» **DIRECTIVE**
Transcribe the records that follow exactly. Skip the pictures.

________________________

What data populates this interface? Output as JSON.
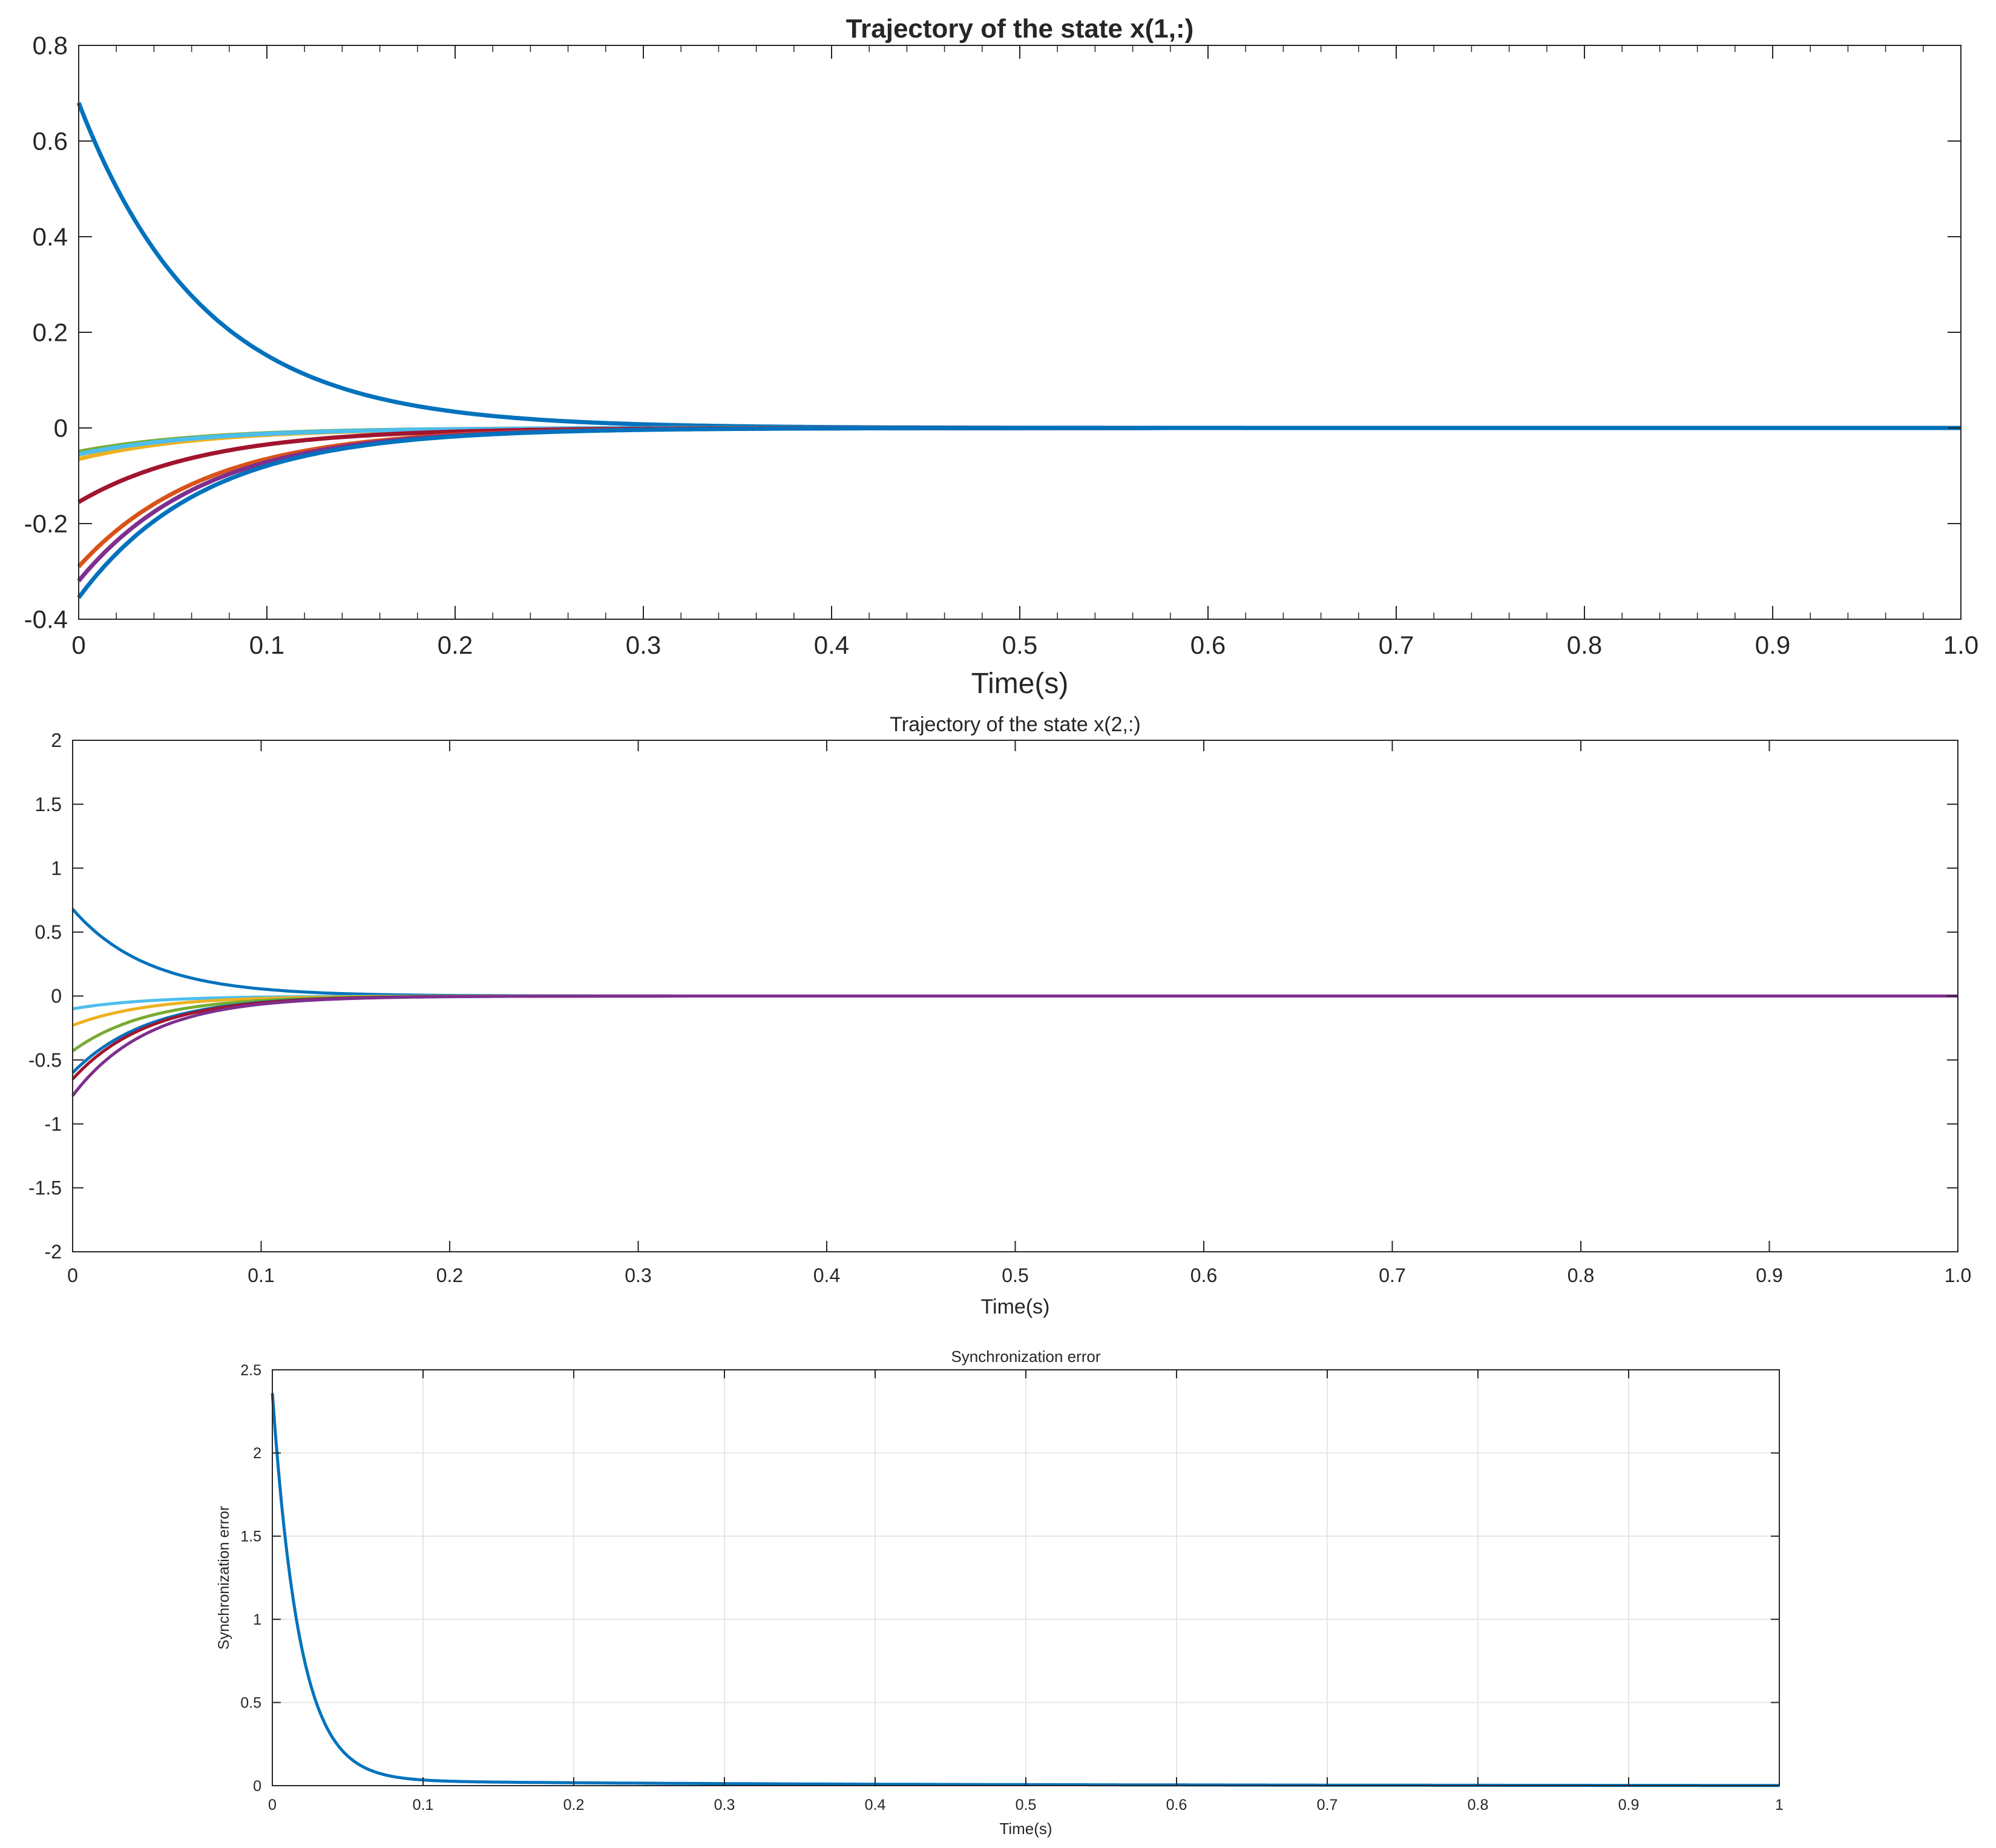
{
  "colors": {
    "blue": "#0072BD",
    "orange": "#D95319",
    "yellow": "#EDB120",
    "purple": "#7E2F8E",
    "green": "#77AC30",
    "cyan": "#4DBEEE",
    "maroon": "#A2142F",
    "axis": "#262626",
    "grid": "#e6e6e6"
  },
  "chart_data": [
    {
      "type": "line",
      "title": "Trajectory of the state x(1,:)",
      "xlabel": "Time(s)",
      "ylabel": "",
      "xlim": [
        0,
        1
      ],
      "ylim": [
        -0.4,
        0.8
      ],
      "xticks": [
        "0",
        "0.1",
        "0.2",
        "0.3",
        "0.4",
        "0.5",
        "0.6",
        "0.7",
        "0.8",
        "0.9",
        "1.0"
      ],
      "yticks": [
        "-0.4",
        "-0.2",
        "0",
        "0.2",
        "0.4",
        "0.6",
        "0.8"
      ],
      "grid": false,
      "decay_rate": 15,
      "series": [
        {
          "color": "blue",
          "initial": 0.68
        },
        {
          "color": "yellow",
          "initial": -0.065
        },
        {
          "color": "green",
          "initial": -0.05
        },
        {
          "color": "cyan",
          "initial": -0.055
        },
        {
          "color": "maroon",
          "initial": -0.155
        },
        {
          "color": "orange",
          "initial": -0.29
        },
        {
          "color": "purple",
          "initial": -0.32
        },
        {
          "color": "blue",
          "initial": -0.355
        }
      ]
    },
    {
      "type": "line",
      "title": "Trajectory of the state x(2,:)",
      "xlabel": "Time(s)",
      "ylabel": "",
      "xlim": [
        0,
        1
      ],
      "ylim": [
        -2,
        2
      ],
      "xticks": [
        "0",
        "0.1",
        "0.2",
        "0.3",
        "0.4",
        "0.5",
        "0.6",
        "0.7",
        "0.8",
        "0.9",
        "1.0"
      ],
      "yticks": [
        "-2",
        "-1.5",
        "-1",
        "-0.5",
        "0",
        "0.5",
        "1",
        "1.5",
        "2"
      ],
      "grid": false,
      "decay_rate": 25,
      "series": [
        {
          "color": "blue",
          "initial": 0.68
        },
        {
          "color": "cyan",
          "initial": -0.1
        },
        {
          "color": "yellow",
          "initial": -0.23
        },
        {
          "color": "green",
          "initial": -0.43
        },
        {
          "color": "blue",
          "initial": -0.6
        },
        {
          "color": "maroon",
          "initial": -0.65
        },
        {
          "color": "purple",
          "initial": -0.78
        }
      ]
    },
    {
      "type": "line",
      "title": "Synchronization error",
      "xlabel": "Time(s)",
      "ylabel": "Synchronization error",
      "xlim": [
        0,
        1
      ],
      "ylim": [
        0,
        2.5
      ],
      "xticks": [
        "0",
        "0.1",
        "0.2",
        "0.3",
        "0.4",
        "0.5",
        "0.6",
        "0.7",
        "0.8",
        "0.9",
        "1"
      ],
      "yticks": [
        "0",
        "0.5",
        "1",
        "1.5",
        "2",
        "2.5"
      ],
      "grid": true,
      "series": [
        {
          "color": "blue",
          "initial": 2.36
        }
      ]
    }
  ]
}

________________________

» **RESPONSE TO THE TASK**
What data populates this interface? Output as JSON.
{
  "colors": {
    "blue": "#0072BD",
    "orange": "#D95319",
    "yellow": "#EDB120",
    "purple": "#7E2F8E",
    "green": "#77AC30",
    "cyan": "#4DBEEE",
    "maroon": "#A2142F",
    "axis": "#262626",
    "grid": "#e6e6e6"
  },
  "chart_data": [
    {
      "type": "line",
      "title": "Trajectory of the state x(1,:)",
      "xlabel": "Time(s)",
      "ylabel": "",
      "xlim": [
        0,
        1
      ],
      "ylim": [
        -0.4,
        0.8
      ],
      "xticks": [
        "0",
        "0.1",
        "0.2",
        "0.3",
        "0.4",
        "0.5",
        "0.6",
        "0.7",
        "0.8",
        "0.9",
        "1.0"
      ],
      "yticks": [
        "-0.4",
        "-0.2",
        "0",
        "0.2",
        "0.4",
        "0.6",
        "0.8"
      ],
      "grid": false,
      "decay_rate": 15,
      "series": [
        {
          "color": "blue",
          "initial": 0.68
        },
        {
          "color": "yellow",
          "initial": -0.065
        },
        {
          "color": "green",
          "initial": -0.05
        },
        {
          "color": "cyan",
          "initial": -0.055
        },
        {
          "color": "maroon",
          "initial": -0.155
        },
        {
          "color": "orange",
          "initial": -0.29
        },
        {
          "color": "purple",
          "initial": -0.32
        },
        {
          "color": "blue",
          "initial": -0.355
        }
      ]
    },
    {
      "type": "line",
      "title": "Trajectory of the state x(2,:)",
      "xlabel": "Time(s)",
      "ylabel": "",
      "xlim": [
        0,
        1
      ],
      "ylim": [
        -2,
        2
      ],
      "xticks": [
        "0",
        "0.1",
        "0.2",
        "0.3",
        "0.4",
        "0.5",
        "0.6",
        "0.7",
        "0.8",
        "0.9",
        "1.0"
      ],
      "yticks": [
        "-2",
        "-1.5",
        "-1",
        "-0.5",
        "0",
        "0.5",
        "1",
        "1.5",
        "2"
      ],
      "grid": false,
      "decay_rate": 25,
      "series": [
        {
          "color": "blue",
          "initial": 0.68
        },
        {
          "color": "cyan",
          "initial": -0.1
        },
        {
          "color": "yellow",
          "initial": -0.23
        },
        {
          "color": "green",
          "initial": -0.43
        },
        {
          "color": "blue",
          "initial": -0.6
        },
        {
          "color": "maroon",
          "initial": -0.65
        },
        {
          "color": "purple",
          "initial": -0.78
        }
      ]
    },
    {
      "type": "line",
      "title": "Synchronization error",
      "xlabel": "Time(s)",
      "ylabel": "Synchronization error",
      "xlim": [
        0,
        1
      ],
      "ylim": [
        0,
        2.5
      ],
      "xticks": [
        "0",
        "0.1",
        "0.2",
        "0.3",
        "0.4",
        "0.5",
        "0.6",
        "0.7",
        "0.8",
        "0.9",
        "1"
      ],
      "yticks": [
        "0",
        "0.5",
        "1",
        "1.5",
        "2",
        "2.5"
      ],
      "grid": true,
      "series": [
        {
          "color": "blue",
          "initial": 2.36
        }
      ]
    }
  ]
}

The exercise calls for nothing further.